### EXERCISE BRIEF
Return all lines from the listing below in which the string "distinctions" occurs.

### INPUT FOR THIS TASK
* Start *
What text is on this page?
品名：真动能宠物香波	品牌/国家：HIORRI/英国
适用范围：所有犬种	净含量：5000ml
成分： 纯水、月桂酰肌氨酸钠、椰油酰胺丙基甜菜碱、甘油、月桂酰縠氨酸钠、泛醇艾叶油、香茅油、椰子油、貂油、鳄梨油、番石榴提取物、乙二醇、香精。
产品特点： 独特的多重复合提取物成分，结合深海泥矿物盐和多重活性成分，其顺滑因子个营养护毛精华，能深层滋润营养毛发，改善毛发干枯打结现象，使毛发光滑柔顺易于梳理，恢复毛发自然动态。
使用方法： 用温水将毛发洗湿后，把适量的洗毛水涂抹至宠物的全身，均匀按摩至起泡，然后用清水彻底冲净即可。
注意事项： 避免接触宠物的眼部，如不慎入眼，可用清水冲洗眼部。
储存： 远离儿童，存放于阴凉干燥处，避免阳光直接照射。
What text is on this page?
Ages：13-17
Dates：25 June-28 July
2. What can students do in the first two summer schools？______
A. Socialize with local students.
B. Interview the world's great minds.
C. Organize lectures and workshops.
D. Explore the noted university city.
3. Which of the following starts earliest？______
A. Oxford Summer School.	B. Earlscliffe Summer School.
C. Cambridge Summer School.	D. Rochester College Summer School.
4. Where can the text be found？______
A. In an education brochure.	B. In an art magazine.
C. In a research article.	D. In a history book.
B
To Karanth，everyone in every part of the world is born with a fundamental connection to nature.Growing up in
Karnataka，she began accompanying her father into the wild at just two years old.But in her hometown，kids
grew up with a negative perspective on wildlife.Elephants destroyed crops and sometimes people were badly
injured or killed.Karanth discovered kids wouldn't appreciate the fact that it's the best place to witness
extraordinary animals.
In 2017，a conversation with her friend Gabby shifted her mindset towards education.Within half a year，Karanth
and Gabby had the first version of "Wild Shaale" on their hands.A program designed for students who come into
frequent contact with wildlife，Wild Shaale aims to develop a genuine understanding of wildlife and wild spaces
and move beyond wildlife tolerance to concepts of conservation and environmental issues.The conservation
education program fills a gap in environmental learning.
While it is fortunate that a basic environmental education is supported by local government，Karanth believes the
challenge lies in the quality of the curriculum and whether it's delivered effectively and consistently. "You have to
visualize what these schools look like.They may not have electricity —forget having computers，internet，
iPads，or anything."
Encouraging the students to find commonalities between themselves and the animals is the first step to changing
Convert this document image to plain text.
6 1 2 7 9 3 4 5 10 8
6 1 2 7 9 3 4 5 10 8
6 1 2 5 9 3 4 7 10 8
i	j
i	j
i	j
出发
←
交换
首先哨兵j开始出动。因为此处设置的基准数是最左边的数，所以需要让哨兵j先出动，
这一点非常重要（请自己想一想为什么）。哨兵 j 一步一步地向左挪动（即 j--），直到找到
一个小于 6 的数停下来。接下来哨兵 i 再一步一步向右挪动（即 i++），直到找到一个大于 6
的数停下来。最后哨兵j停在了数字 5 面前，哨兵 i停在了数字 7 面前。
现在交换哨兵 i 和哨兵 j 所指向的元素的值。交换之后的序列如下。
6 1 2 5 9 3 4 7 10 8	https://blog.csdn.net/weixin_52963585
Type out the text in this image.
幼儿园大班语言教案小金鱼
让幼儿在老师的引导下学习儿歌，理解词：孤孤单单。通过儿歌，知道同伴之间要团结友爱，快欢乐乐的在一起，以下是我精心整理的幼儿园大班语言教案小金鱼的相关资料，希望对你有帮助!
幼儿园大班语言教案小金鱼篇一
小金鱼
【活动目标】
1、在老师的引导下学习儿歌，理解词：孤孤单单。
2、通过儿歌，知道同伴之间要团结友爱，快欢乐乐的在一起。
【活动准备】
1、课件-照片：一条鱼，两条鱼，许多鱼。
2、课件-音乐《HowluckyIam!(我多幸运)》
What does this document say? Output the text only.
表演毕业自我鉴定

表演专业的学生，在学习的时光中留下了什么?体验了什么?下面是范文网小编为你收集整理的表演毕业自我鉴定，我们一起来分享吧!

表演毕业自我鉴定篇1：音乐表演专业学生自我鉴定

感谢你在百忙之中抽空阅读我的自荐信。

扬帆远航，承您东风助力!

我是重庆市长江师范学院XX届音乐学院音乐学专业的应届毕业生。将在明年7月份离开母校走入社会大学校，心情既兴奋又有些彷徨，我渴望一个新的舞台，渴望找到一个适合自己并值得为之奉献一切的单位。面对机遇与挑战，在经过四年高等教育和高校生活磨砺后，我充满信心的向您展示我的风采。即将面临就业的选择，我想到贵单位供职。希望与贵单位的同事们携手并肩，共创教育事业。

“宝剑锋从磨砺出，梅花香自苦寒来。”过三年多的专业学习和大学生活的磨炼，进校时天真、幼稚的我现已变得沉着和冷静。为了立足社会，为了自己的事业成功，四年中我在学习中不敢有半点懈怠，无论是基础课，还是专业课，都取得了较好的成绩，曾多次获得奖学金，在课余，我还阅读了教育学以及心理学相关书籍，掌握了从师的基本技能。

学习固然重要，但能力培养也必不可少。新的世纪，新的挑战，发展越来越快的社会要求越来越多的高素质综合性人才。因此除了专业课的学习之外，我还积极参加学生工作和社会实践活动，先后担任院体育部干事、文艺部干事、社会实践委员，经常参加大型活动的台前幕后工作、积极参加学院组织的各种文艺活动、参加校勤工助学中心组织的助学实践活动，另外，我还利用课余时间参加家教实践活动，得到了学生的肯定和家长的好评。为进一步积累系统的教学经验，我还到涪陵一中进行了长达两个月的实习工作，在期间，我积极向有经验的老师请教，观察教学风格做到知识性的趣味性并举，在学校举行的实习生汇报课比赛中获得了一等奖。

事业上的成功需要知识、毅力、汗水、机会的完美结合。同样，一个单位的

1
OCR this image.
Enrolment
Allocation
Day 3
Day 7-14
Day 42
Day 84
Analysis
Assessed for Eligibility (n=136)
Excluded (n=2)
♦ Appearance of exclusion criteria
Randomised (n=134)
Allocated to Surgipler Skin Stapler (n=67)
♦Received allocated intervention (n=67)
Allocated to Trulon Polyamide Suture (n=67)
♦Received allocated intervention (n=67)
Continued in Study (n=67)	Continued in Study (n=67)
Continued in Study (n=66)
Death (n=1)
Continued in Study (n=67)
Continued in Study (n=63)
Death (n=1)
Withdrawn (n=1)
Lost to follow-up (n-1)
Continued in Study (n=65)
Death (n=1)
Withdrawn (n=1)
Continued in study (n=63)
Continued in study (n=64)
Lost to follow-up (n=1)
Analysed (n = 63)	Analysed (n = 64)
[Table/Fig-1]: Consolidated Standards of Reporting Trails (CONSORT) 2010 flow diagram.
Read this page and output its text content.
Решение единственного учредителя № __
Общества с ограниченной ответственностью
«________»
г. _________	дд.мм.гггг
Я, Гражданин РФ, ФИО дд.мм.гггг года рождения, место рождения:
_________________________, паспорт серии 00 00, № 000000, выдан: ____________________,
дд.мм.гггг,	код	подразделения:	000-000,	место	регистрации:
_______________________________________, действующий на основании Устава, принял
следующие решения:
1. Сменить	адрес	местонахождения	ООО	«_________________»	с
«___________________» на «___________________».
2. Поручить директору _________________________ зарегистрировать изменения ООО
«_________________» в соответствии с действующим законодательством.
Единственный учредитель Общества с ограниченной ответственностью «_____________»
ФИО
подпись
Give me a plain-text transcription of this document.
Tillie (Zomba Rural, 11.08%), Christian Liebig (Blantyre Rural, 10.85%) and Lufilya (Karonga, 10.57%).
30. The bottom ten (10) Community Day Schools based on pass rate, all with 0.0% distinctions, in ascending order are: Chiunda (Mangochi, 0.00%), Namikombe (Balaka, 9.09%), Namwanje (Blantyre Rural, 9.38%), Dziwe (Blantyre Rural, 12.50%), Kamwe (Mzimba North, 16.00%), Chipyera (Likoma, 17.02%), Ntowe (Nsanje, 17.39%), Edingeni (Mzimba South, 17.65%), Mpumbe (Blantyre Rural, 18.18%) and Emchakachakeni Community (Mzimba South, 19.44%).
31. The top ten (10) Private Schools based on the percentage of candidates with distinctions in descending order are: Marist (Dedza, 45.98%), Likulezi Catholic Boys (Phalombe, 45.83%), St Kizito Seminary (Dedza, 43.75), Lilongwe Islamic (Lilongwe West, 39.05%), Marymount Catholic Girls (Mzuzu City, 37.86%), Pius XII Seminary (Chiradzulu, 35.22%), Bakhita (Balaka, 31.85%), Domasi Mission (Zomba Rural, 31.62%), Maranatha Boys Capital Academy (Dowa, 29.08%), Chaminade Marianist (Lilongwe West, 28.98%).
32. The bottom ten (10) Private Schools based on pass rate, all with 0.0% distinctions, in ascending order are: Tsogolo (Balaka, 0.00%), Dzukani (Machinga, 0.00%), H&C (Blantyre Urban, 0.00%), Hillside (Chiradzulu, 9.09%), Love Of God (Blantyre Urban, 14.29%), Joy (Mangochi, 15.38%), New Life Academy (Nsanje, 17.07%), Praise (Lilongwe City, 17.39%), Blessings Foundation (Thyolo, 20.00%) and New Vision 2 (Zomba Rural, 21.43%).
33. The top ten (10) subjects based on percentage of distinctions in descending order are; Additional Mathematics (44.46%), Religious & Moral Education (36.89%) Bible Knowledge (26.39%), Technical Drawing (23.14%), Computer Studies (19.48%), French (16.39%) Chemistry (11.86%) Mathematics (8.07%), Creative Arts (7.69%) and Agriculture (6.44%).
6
* End *
### SOLUTION FOR THIS EXERCISE
30. The bottom ten (10) Community Day Schools based on pass rate, all with 0.0% distinctions, in ascending order are: Chiunda (Mangochi, 0.00%), Namikombe (Balaka, 9.09%), Namwanje (Blantyre Rural, 9.38%), Dziwe (Blantyre Rural, 12.50%), Kamwe (Mzimba North, 16.00%), Chipyera (Likoma, 17.02%), Ntowe (Nsanje, 17.39%), Edingeni (Mzimba South, 17.65%), Mpumbe (Blantyre Rural, 18.18%) and Emchakachakeni Community (Mzimba South, 19.44%).
31. The top ten (10) Private Schools based on the percentage of candidates with distinctions in descending order are: Marist (Dedza, 45.98%), Likulezi Catholic Boys (Phalombe, 45.83%), St Kizito Seminary (Dedza, 43.75), Lilongwe Islamic (Lilongwe West, 39.05%), Marymount Catholic Girls (Mzuzu City, 37.86%), Pius XII Seminary (Chiradzulu, 35.22%), Bakhita (Balaka, 31.85%), Domasi Mission (Zomba Rural, 31.62%), Maranatha Boys Capital Academy (Dowa, 29.08%), Chaminade Marianist (Lilongwe West, 28.98%).
32. The bottom ten (10) Private Schools based on pass rate, all with 0.0% distinctions, in ascending order are: Tsogolo (Balaka, 0.00%), Dzukani (Machinga, 0.00%), H&C (Blantyre Urban, 0.00%), Hillside (Chiradzulu, 9.09%), Love Of God (Blantyre Urban, 14.29%), Joy (Mangochi, 15.38%), New Life Academy (Nsanje, 17.07%), Praise (Lilongwe City, 17.39%), Blessings Foundation (Thyolo, 20.00%) and New Vision 2 (Zomba Rural, 21.43%).
33. The top ten (10) subjects based on percentage of distinctions in descending order are; Additional Mathematics (44.46%), Religious & Moral Education (36.89%) Bible Knowledge (26.39%), Technical Drawing (23.14%), Computer Studies (19.48%), French (16.39%) Chemistry (11.86%) Mathematics (8.07%), Creative Arts (7.69%) and Agriculture (6.44%).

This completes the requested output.